Extracted text >>
Proposals are invited for post-conference shared tasks / tools / demos. Shared Tasks /Tools / Demos can be of half-day or full-day duration. The proposal should be presented in the form of an extended abstract (1-2 pages) as per the ICON 2021 template (ACL template). This should contain a topical outline of the content, description of the proposers and their qualifications relating to the shared tasks / tools / demos content.
Proposals for Shared Tasks /Tools / Demos can be submitted at this link. Send shared task / tool / demo proposals to the ICON-2021 Secretariat by email to icon2021nitsilchar@gmail.com. For further information, please refer to the Conference URL or contact the ICON-2021 Secretariat.


Important Dates


EventDate

Paper Submission Deadline

October 15, 2021October 22, 2021

Paper Acceptance Notification

November 15, 2021November 25, 2021

Paper Camera Ready Paper Submission

December 5, 2021

Doctoral Consortium Deadline

October 15, 2021

Paper Acceptance Notification (Doctoral Consortium)

November 15, 2021

Workshop Proposal Submission

September 15, 2021

Workshop Acceptance Notification

September 30, 2021

Tutorial Proposal Submission

October 10, 2021

Tutorial Acceptance Notification

October 30, 2021

Shared Task /Tool/ Demo Proposal Submission

September 15, 2021

Shared Task /Tool/ Demo Acceptance Notification

September 30, 2021

Conference

December 16-19, 2021


Paper Submission Information


Long Papers

Long paper submissions must describe substantial, original, completed and unpublished work.
Long papers may consist of up to 8 pages of content, plus unlimited references. Final versions of long papers will be given one additional page of content (up to 9 pages) plus any no of pages for the references.

Short Papers

Short paper submissions must describe original and unpublished work. Please note that a short paper is not a shortened long paper. Instead short papers should have a point that can be made in a few pages. Some kinds of short papers are:

A small, focused contribution

A negative result

An opinion piece

An interesting application nugget

Short papers may consist of up to 4 pages of content, plus unlimited references. Upon acceptance, short papers will be given 5 content pages in the proceedings.
Authors are encouraged to use this additional page to address reviewers' comments in their final versions.

Prompt A >>
Retype the passage of the ICON-2021 announcement that begins with the words "A negative result" and ends after the words "in the proceedings.".
Prompt B >>
According to the ICON-2021 announcement, how many pages of content may a long paper have when first submitted?
Prompt C >>
Carry on writing the ICON-2021 announcement from the point where it ends.

Dataset content >>
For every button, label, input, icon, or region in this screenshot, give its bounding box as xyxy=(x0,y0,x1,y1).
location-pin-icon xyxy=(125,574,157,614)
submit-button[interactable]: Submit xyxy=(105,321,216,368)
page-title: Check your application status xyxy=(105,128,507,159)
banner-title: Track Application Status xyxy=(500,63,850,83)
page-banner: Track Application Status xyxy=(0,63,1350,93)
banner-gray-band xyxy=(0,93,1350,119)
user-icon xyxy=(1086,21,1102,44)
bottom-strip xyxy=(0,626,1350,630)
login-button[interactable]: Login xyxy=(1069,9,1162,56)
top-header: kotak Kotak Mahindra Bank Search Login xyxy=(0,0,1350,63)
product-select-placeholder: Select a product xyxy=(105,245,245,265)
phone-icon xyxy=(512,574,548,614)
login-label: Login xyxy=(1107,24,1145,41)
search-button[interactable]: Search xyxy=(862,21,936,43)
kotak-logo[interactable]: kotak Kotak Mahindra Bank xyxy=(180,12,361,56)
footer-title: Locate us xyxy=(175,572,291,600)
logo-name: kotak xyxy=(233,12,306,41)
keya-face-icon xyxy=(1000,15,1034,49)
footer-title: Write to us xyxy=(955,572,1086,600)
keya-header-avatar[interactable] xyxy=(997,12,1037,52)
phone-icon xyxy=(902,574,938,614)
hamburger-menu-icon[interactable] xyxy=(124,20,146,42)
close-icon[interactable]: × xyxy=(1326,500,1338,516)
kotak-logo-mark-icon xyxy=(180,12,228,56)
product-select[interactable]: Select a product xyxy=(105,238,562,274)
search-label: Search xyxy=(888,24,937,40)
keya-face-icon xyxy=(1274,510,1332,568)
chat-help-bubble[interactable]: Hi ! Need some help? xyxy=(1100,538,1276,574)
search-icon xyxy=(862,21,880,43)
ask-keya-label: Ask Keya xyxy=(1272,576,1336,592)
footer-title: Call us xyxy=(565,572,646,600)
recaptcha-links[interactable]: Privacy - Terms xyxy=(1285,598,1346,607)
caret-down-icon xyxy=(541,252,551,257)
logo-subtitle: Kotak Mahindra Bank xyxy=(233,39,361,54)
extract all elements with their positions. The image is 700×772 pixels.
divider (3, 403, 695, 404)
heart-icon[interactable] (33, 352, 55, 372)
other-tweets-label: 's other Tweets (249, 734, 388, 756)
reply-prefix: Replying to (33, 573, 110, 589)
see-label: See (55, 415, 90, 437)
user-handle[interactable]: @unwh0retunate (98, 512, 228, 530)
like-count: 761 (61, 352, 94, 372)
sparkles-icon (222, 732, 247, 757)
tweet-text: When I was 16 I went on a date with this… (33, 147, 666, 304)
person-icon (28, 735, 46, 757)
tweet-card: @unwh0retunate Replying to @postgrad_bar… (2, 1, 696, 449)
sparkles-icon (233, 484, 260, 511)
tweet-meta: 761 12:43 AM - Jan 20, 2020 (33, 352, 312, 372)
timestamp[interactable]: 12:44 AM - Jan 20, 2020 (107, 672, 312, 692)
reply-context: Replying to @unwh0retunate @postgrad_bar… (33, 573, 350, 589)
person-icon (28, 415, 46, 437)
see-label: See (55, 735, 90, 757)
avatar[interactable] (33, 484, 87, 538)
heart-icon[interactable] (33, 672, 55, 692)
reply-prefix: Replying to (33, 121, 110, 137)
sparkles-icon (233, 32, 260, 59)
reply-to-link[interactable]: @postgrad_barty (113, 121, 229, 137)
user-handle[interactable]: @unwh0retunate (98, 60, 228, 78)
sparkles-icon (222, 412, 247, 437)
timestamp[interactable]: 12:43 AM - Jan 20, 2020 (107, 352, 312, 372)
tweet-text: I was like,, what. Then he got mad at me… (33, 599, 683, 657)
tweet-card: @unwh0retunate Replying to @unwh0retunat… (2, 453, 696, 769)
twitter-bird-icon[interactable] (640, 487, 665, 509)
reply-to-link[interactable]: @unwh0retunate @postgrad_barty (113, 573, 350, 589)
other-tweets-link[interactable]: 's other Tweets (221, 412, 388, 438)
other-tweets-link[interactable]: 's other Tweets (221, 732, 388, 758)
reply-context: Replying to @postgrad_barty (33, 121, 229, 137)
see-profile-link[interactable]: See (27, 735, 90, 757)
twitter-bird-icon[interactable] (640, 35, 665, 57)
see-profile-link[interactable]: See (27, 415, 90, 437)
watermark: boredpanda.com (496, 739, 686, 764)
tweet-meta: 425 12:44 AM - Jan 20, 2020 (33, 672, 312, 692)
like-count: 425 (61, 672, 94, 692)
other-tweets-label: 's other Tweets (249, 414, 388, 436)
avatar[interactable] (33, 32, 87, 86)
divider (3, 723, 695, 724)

Answer space A >>
A negative result

An opinion piece

An interesting application nugget

Short papers may consist of up to 4 pages of content, plus unlimited references. Upon acceptance, short papers will be given 5 content pages in the proceedings.

Answer space B >>
Up to 8 pages of content, plus unlimited references.

Answer space C >>
Instructions for Double-Blind Review

As reviewing will be double blind, papers must not include authors' names and affiliations. Furthermore, self-references or links (such as github) that reveal the author's identity, e.g., "We previously showed (Smith, 1991) .." must be avoided. Instead, use citations such as "Smith previously showed (Smith, 1991) ..." Papers that do not conform to these requirements will be rejected without review.
Papers should not refer, for further detail, to documents that are not available to the reviewers. For example, do not omit or redact important citation information to preserve anonymity. Instead, use third person or named reference to this work, as described above ("Smith showed" rather than "we showed").
Papers may be accompanied by a resource (software and/or data) described in the paper, but these resources should be anonymized as well.

Authorship

The author list for submissions should include all (and only) individuals who made substantial contributions to the work presented. Each author listed on a submission to ICON 2021 will be notified of submissions, revisions and the final decision. No changes to the order or composition of authorship may be made to submissions to ICON 2021 after the paper submission deadline.

Paper Submission and Templates

Submission is electronic, using the Softconf START conference management system. The submission site is now available at https://www.softconf.com/icon2021/papers/

The deadline for submission of both long and short papers is 22 October, 2021 (GMT -12).

Both long and short papers must follow the ACL Author Guidelines

Style sheets (Latex, Word) are available here: https://acl2020.org/downloads/acl2020-templates.zip

The Overleaf template is also available here: https://www.overleaf.com/latex/templates/acl-2020-proceedings-template/zsrkcwjptpcd

Please do not modify these style files, or use templates designed for other conferences. Submissions that do not conform to the required styles, including paper size, margin width, and font size restrictions, will be rejected without review.